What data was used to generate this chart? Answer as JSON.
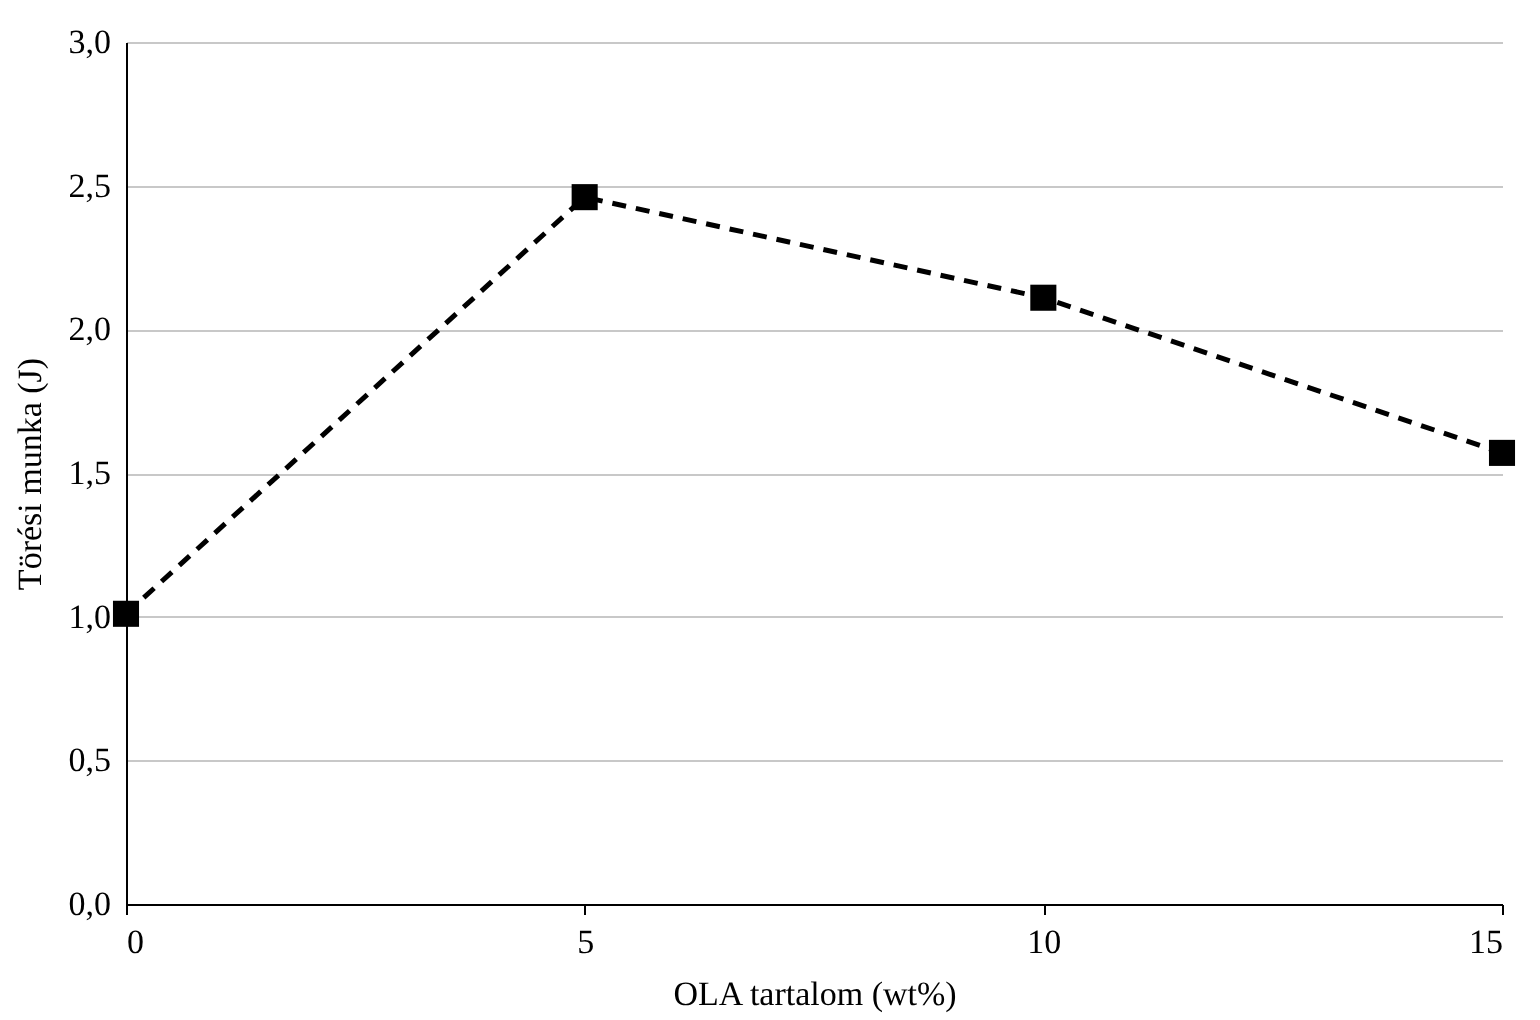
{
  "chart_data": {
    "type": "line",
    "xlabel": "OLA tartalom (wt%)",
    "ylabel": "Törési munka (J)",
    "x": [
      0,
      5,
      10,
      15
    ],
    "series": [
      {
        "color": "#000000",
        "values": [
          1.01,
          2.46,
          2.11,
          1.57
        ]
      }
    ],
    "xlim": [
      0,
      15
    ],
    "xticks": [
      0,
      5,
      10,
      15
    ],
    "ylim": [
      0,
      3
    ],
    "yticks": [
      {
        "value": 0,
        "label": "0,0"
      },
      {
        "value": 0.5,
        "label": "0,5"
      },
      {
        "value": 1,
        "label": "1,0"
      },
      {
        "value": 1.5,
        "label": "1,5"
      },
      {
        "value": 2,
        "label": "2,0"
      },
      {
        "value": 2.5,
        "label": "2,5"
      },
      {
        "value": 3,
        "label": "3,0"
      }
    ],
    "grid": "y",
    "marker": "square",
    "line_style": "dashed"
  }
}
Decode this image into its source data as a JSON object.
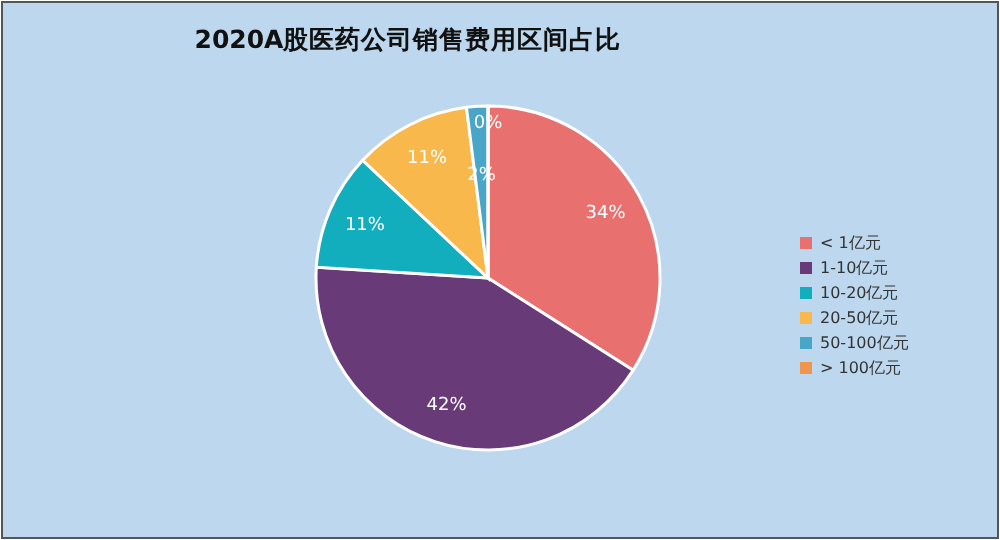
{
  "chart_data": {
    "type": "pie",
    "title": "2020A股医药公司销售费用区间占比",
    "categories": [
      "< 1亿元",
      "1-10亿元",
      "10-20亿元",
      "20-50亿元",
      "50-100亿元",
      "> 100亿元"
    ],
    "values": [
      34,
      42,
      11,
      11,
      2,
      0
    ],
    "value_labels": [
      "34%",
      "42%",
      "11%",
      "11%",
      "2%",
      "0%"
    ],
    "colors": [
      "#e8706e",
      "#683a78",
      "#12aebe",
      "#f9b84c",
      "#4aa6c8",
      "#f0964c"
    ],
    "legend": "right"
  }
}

________________________________________

• _Exercise brief_:
Copy every line of the entries above in which "this" occurs.

• _Correct response_:
What data was used to generate this chart? Answer as JSON.
Decode this image into its source data as a JSON object.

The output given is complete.